Um Ungeziefer e suas perninhas: Kafka em japonês (Yoko Tawada)
Traduzi esta fala de Yoko Tawada, escritora e tradutora japonesa, radicada na Alemanha. Tawada, que também traduziu A metamorfose para o japonês, conta aqui, em alemão, o caminho que a levou à decisão de (não) traduzir o inseto. Também deixei o Ungeziefer como corpo estranho, bem como as palavras “un” alemães.
Como um bicho, há uma palavra no meio do caminho, não consigo prosseguir: “Ungeziefer”. Talvez seja um “coletivo”, para quem o destino individual das baratas ou dos ratos não conta. Em Kafka, porém, trata-se de um único Ungeziefer, desprovido de congeneridade.
Unmensch, Unglück, Ungnade [Inumano, infelicidade, desgraça]: o prefixo “Un” deveria negar a palavra seguinte. No caso de “Geziefer” e “Ungeziefer”, contudo, as coisas se comportam de outra forma. Um Ungeziefer não se deixa re-metamorfosear em positivo ao separarmos o prefixo.
Há outras palavras-“un” no começo da narrativa, como unruhig e ungeheuer [inquieto, monstruoso] caracterizando o texto. Eu sabia que não poderia transpor a repetição e o ressoar [Wiederholung e Widerhall] para o japonês de forma direta. Então planejei construir um “desnível” [Unebene] no ritmo linguístico. Um movimento oscilatório e inquieto animaria cada frase. Tentei com vírgulas, que, no japonês, podem ser relativamente empregadas como bem se queira.

**********

● Questões e tarefas:
1 > Reproduza fielmente a parte do trecho sobre Kafka em japonês que vai de "Como um bicho, há" até "desprovido de congeneridade.", inclusive.
2 > Relacione todas as palavras alemãs iniciadas por "un" que aparecem no trecho sobre Kafka em japonês.
A listagem é um material à parte, independente do trecho sobre Kafka em japonês.

● Dados fornecidos:

**********

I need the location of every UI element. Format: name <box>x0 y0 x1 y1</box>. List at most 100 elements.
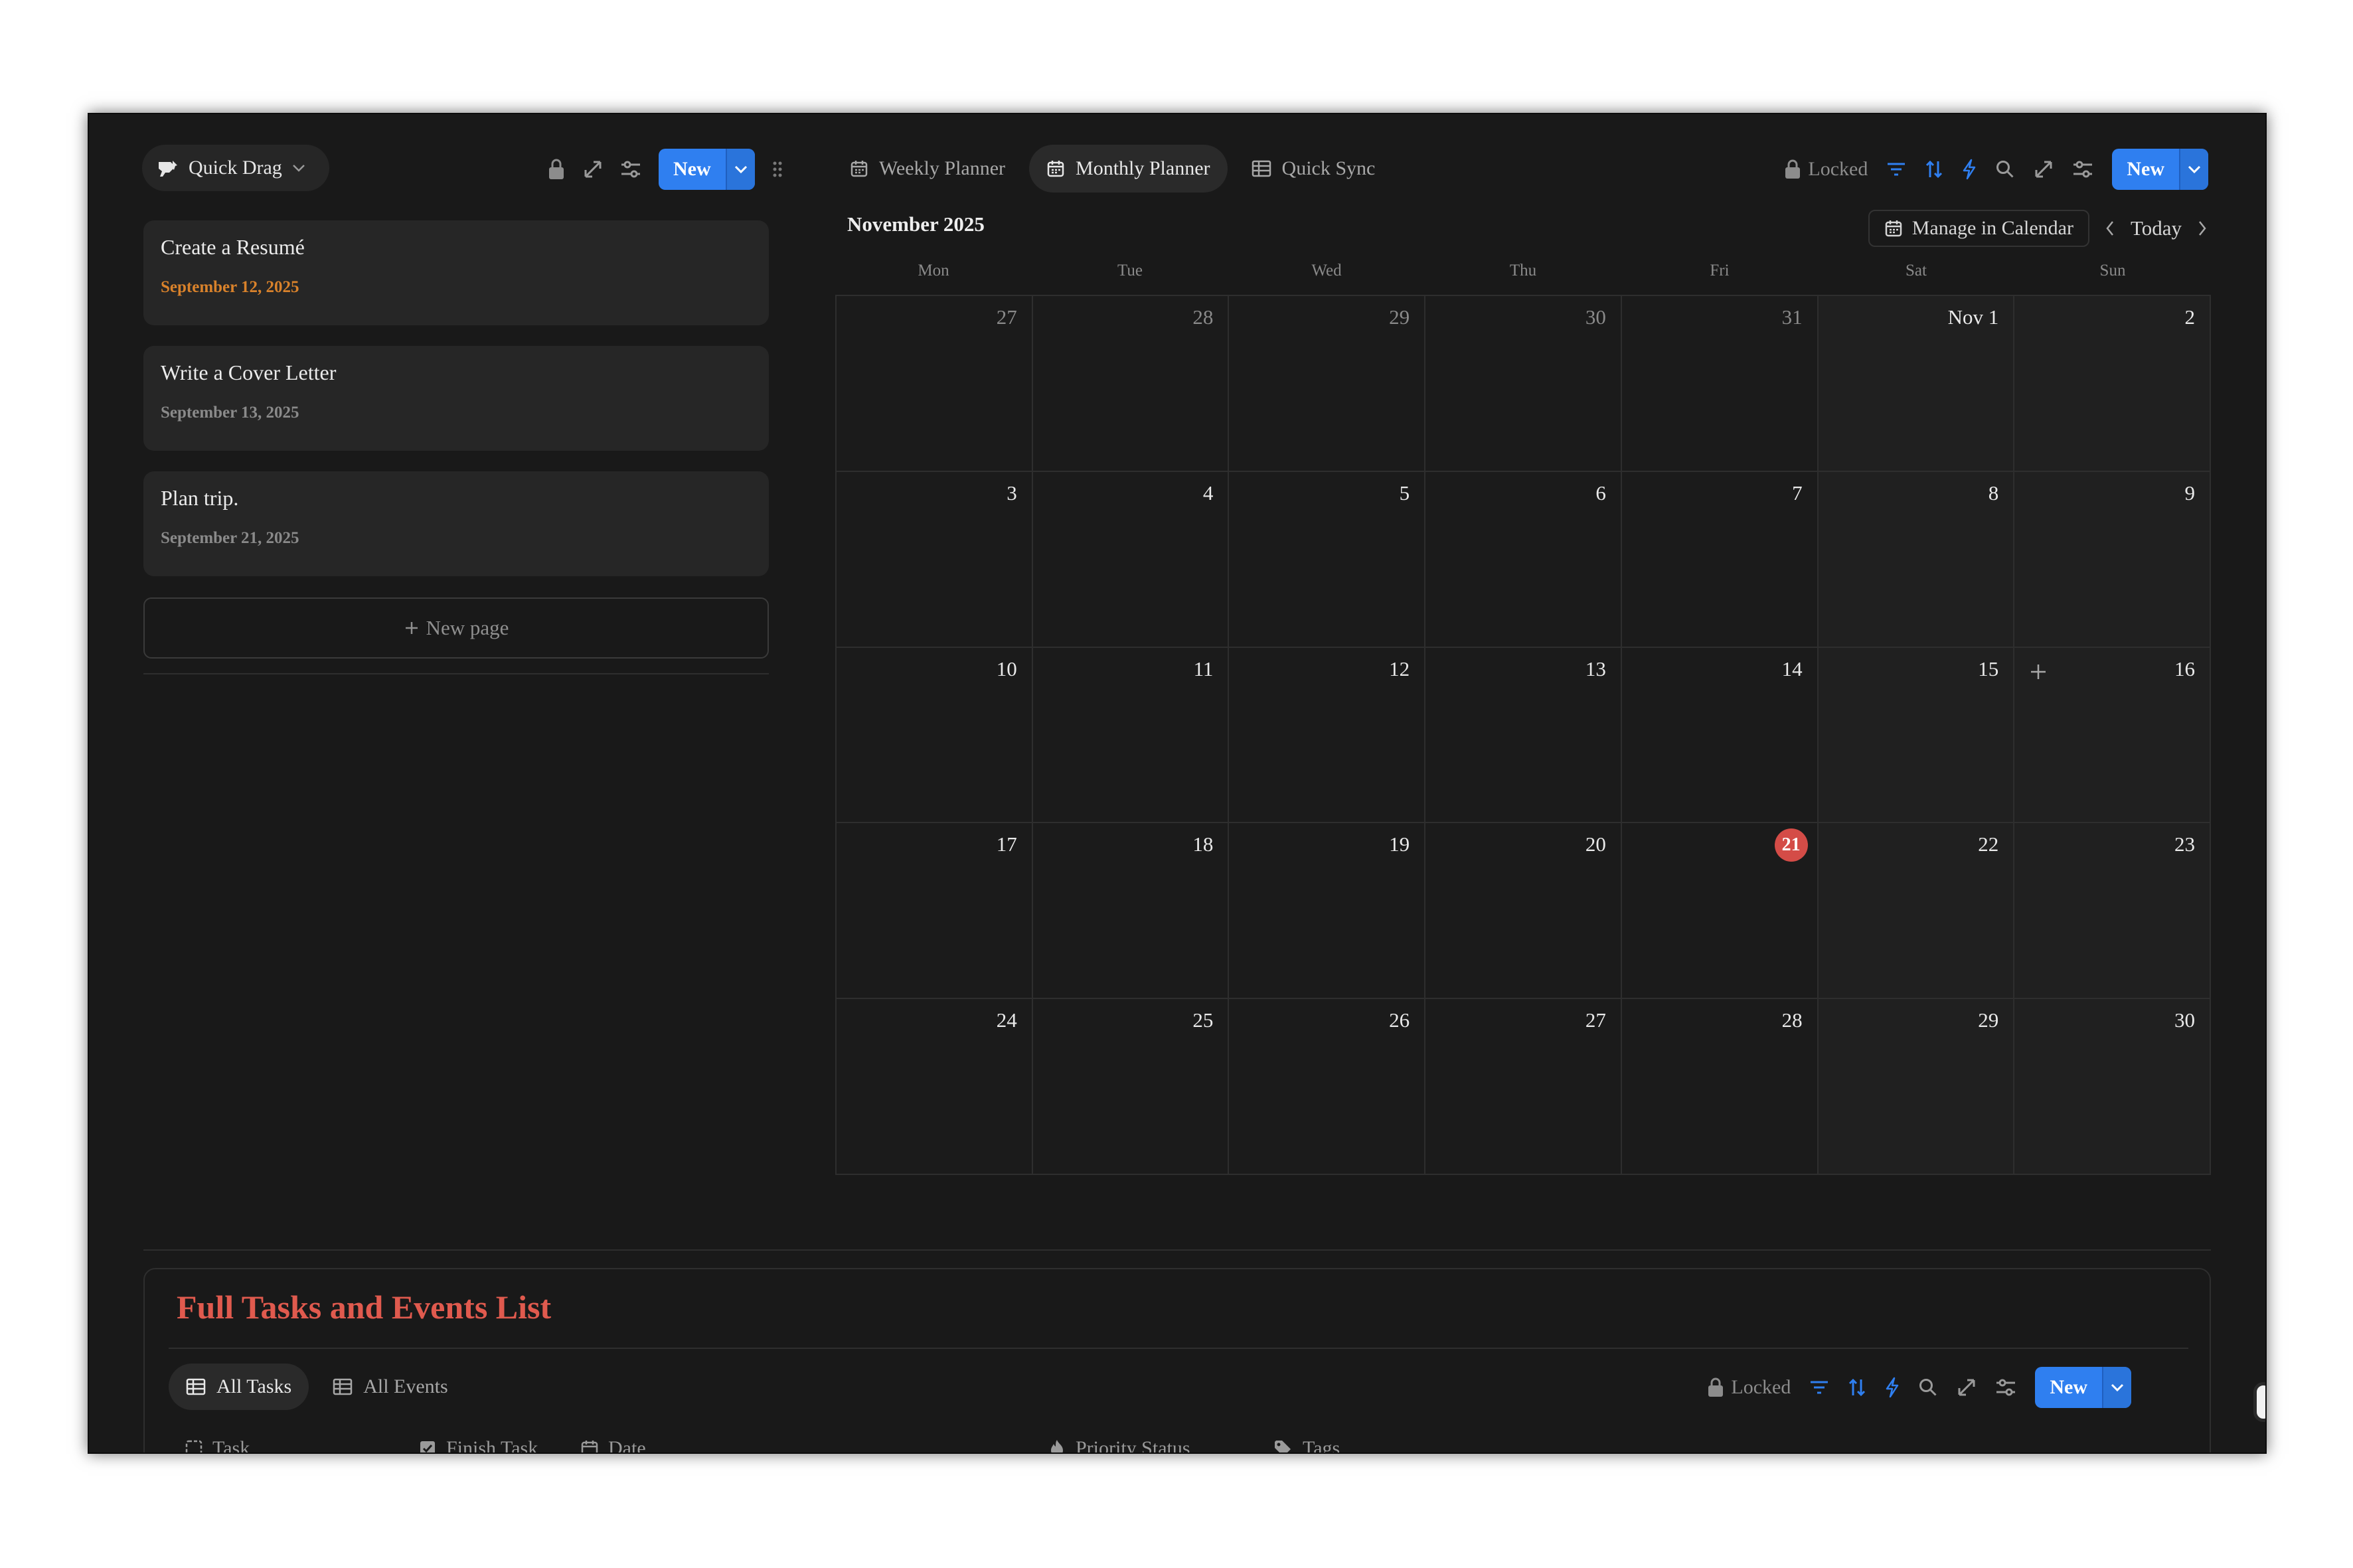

**********

● Gabarito:
1 >
Como um bicho, há uma palavra no meio do caminho, não consigo prosseguir: “Ungeziefer”. Talvez seja um “coletivo”, para quem o destino individual das baratas ou dos ratos não conta. Em Kafka, porém, trata-se de um único Ungeziefer, desprovido de congeneridade.

2 > Ungeziefer, Unmensch, Unglück, Ungnade, unruhig, ungeheuer, Unebene